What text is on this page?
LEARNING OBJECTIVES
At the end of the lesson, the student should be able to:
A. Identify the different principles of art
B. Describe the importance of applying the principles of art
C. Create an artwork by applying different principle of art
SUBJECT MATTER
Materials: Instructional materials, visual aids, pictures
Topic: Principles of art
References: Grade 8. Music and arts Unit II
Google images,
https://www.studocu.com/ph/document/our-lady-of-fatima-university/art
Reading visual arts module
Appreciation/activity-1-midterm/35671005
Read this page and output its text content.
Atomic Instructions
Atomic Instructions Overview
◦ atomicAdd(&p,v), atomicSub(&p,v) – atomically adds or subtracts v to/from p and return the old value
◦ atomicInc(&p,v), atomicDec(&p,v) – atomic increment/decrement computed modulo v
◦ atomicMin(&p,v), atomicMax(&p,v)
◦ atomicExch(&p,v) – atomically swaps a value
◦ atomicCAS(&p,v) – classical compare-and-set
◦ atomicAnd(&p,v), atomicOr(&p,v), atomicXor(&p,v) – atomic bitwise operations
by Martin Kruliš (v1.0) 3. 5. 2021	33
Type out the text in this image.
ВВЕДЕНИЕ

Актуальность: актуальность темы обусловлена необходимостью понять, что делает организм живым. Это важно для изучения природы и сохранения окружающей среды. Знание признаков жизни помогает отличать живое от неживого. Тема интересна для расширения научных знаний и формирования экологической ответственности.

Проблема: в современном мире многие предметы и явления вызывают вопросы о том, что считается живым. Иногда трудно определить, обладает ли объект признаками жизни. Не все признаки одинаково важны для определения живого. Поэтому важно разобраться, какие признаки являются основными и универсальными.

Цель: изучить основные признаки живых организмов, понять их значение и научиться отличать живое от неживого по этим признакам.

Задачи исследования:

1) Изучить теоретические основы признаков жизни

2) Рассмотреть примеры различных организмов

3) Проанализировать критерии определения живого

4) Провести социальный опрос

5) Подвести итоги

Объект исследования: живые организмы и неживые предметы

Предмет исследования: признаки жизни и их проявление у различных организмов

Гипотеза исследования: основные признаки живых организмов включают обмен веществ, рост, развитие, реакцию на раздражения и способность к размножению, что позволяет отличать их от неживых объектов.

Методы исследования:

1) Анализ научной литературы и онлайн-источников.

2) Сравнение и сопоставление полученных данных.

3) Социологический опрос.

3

▶ [Exercise description]: Of all the lines above, how many contain the word "различных"? Give the number and nothing else.

▶ [Answer in full]: 2